[Element-and-box listings]
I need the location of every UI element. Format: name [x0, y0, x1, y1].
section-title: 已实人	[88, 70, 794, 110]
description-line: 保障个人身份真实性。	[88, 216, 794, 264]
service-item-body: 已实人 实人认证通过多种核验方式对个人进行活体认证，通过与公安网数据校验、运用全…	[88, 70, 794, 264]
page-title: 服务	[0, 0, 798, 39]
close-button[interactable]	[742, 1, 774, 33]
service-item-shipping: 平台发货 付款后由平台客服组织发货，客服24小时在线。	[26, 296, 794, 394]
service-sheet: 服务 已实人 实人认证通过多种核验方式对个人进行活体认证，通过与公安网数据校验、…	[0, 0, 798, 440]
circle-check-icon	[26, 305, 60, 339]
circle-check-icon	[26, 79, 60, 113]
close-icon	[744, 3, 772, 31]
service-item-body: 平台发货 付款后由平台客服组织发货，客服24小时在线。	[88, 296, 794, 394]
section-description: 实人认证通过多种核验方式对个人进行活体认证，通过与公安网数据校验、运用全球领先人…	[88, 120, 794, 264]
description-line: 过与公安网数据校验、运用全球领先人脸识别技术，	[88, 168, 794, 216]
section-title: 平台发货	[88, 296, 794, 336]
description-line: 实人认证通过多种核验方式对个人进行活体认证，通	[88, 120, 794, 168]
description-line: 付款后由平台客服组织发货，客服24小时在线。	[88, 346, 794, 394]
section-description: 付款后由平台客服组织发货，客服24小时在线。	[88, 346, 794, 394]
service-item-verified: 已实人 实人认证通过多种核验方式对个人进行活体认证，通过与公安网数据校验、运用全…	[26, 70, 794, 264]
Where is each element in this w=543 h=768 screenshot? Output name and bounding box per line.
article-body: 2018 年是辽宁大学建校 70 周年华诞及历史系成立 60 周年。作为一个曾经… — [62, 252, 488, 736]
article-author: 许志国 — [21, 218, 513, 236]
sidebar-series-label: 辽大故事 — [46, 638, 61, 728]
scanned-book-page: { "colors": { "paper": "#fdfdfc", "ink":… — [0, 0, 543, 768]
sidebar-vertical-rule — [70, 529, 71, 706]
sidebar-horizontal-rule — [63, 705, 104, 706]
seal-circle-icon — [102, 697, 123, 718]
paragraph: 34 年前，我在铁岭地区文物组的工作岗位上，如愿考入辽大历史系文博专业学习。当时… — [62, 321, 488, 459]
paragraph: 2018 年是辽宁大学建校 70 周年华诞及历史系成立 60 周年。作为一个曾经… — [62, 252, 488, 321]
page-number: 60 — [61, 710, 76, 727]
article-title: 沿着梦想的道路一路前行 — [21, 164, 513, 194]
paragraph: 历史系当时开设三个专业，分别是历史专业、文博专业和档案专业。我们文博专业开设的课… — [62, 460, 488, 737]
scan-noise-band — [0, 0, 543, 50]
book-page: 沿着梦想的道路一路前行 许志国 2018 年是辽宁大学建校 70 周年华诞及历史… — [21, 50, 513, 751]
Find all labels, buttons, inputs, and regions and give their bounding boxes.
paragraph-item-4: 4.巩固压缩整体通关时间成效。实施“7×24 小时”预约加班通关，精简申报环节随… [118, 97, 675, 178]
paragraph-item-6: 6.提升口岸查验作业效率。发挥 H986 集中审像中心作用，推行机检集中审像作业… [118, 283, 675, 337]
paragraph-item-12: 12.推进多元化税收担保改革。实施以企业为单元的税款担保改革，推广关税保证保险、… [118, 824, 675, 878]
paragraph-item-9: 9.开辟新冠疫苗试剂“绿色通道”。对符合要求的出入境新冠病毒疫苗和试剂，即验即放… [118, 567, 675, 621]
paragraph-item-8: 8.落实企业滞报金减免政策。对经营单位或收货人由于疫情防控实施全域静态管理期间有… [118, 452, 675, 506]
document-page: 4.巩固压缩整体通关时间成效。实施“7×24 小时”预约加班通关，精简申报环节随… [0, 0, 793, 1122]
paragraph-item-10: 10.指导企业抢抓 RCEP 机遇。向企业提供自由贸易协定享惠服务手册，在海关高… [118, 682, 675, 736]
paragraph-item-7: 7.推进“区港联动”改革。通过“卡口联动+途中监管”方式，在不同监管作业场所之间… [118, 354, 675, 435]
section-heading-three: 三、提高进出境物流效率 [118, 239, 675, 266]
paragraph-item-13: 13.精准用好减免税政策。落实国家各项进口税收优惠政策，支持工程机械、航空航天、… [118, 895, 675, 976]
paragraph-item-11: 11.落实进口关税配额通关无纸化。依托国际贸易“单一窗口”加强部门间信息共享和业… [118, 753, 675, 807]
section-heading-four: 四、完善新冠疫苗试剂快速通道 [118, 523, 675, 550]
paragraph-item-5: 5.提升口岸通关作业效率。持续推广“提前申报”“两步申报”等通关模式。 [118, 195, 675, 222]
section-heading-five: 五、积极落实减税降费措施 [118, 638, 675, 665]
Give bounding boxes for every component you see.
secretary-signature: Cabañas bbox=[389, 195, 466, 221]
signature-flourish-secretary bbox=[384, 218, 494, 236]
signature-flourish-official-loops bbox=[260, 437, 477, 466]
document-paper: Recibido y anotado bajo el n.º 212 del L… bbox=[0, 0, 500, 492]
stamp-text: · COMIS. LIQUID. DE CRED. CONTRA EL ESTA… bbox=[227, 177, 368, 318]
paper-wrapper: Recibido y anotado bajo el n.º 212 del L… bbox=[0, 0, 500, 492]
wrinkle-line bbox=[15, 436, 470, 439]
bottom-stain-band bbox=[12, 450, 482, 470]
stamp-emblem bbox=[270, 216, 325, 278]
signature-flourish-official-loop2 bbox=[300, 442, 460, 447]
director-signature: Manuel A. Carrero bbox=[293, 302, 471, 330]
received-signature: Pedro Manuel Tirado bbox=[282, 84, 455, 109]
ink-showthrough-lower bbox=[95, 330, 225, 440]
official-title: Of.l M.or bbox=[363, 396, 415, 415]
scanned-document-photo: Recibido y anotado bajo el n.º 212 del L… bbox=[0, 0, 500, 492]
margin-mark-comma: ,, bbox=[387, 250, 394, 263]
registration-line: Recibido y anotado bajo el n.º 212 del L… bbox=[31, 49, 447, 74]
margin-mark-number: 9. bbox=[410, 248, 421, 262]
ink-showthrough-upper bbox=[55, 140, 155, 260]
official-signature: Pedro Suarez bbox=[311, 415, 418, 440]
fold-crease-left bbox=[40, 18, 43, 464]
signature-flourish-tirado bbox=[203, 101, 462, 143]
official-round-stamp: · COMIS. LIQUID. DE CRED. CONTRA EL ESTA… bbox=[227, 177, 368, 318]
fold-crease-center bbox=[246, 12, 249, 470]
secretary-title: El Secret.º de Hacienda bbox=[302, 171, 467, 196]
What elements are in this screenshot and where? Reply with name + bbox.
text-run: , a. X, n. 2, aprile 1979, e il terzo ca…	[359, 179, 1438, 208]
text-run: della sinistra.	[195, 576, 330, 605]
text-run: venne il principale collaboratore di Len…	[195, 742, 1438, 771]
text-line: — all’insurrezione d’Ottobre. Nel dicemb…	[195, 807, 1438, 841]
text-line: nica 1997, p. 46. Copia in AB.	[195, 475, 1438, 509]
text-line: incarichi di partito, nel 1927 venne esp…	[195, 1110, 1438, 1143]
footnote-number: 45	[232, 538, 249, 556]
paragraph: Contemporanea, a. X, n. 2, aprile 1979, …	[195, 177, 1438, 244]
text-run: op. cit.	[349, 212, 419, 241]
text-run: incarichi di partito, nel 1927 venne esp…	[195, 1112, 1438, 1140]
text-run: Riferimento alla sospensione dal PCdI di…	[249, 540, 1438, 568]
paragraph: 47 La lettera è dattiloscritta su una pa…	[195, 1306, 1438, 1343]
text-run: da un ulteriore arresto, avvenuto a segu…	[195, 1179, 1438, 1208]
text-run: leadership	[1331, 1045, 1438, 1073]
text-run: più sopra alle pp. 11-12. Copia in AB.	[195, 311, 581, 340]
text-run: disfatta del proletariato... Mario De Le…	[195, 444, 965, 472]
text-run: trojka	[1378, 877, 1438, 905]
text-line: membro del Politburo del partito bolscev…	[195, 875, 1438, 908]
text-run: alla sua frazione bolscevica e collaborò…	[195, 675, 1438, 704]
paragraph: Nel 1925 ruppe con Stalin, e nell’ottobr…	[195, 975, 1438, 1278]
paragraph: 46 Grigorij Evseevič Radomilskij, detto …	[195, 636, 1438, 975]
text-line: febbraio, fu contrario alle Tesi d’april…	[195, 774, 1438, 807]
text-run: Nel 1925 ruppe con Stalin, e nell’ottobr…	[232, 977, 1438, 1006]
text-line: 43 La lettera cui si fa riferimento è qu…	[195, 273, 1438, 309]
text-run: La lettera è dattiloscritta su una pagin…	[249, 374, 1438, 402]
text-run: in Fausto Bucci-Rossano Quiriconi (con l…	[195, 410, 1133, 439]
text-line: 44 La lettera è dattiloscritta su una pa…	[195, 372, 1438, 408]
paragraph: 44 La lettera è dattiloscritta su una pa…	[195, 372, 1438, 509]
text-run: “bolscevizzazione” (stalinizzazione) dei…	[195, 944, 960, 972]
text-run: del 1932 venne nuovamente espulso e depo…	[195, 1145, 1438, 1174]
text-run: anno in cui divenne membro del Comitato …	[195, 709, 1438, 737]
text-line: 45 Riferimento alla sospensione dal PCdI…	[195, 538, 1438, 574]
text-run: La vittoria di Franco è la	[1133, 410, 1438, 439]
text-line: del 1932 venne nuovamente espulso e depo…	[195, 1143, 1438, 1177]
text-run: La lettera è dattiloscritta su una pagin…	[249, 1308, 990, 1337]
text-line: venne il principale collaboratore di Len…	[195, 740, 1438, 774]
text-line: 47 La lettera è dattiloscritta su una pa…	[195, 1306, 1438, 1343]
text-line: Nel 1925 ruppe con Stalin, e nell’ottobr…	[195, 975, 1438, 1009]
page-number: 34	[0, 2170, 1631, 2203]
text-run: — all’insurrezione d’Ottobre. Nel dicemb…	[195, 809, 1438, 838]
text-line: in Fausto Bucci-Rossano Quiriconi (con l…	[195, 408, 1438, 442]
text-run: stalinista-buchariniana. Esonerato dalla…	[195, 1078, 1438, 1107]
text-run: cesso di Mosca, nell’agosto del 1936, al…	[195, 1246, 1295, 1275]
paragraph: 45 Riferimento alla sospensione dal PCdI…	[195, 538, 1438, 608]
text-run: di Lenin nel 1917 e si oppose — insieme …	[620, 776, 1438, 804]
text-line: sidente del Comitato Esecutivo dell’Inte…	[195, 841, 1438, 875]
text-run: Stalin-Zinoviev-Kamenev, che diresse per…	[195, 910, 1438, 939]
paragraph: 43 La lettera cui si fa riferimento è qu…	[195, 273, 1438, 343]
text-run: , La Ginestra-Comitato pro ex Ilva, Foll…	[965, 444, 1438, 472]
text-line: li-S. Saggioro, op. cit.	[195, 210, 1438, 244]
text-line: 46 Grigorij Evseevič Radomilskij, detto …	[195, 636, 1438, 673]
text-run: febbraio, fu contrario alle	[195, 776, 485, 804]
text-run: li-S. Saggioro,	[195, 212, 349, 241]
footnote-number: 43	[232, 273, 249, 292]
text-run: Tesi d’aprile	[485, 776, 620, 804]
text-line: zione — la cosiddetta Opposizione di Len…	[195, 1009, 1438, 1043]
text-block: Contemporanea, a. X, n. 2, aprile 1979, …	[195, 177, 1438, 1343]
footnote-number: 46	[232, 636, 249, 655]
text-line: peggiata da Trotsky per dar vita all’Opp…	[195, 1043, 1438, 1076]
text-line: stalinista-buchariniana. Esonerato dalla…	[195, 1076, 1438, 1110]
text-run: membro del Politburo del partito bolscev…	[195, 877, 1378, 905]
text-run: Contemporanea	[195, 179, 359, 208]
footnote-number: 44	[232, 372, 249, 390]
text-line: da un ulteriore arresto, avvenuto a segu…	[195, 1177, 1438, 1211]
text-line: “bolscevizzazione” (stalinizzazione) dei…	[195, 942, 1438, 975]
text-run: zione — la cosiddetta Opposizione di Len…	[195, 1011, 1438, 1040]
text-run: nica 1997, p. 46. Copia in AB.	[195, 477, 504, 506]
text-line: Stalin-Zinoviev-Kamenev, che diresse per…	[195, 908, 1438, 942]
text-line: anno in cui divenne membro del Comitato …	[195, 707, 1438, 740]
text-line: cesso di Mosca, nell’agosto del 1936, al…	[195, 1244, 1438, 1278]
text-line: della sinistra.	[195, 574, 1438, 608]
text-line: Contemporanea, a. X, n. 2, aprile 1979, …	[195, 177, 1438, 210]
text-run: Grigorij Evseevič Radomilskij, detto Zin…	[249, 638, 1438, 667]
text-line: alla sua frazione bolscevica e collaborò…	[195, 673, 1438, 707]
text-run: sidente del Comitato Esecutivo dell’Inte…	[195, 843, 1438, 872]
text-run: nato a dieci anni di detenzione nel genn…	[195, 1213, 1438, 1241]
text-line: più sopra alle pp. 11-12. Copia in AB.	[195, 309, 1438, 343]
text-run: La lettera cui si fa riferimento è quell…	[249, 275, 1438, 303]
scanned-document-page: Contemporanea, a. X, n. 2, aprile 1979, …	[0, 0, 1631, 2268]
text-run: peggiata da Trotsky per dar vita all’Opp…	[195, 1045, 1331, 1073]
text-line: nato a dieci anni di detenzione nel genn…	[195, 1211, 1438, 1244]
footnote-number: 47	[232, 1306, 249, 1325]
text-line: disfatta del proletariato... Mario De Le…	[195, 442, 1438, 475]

Requirement. Copy out the lines from the first one through the one containing "1, 774, 33]", keeping both of those lines.

Response to this exercise.
I need the location of every UI element. Format: name [x0, y0, x1, y1].
section-title: 已实人	[88, 70, 794, 110]
description-line: 保障个人身份真实性。	[88, 216, 794, 264]
service-item-body: 已实人 实人认证通过多种核验方式对个人进行活体认证，通过与公安网数据校验、运用全…	[88, 70, 794, 264]
page-title: 服务	[0, 0, 798, 39]
close-button[interactable]	[742, 1, 774, 33]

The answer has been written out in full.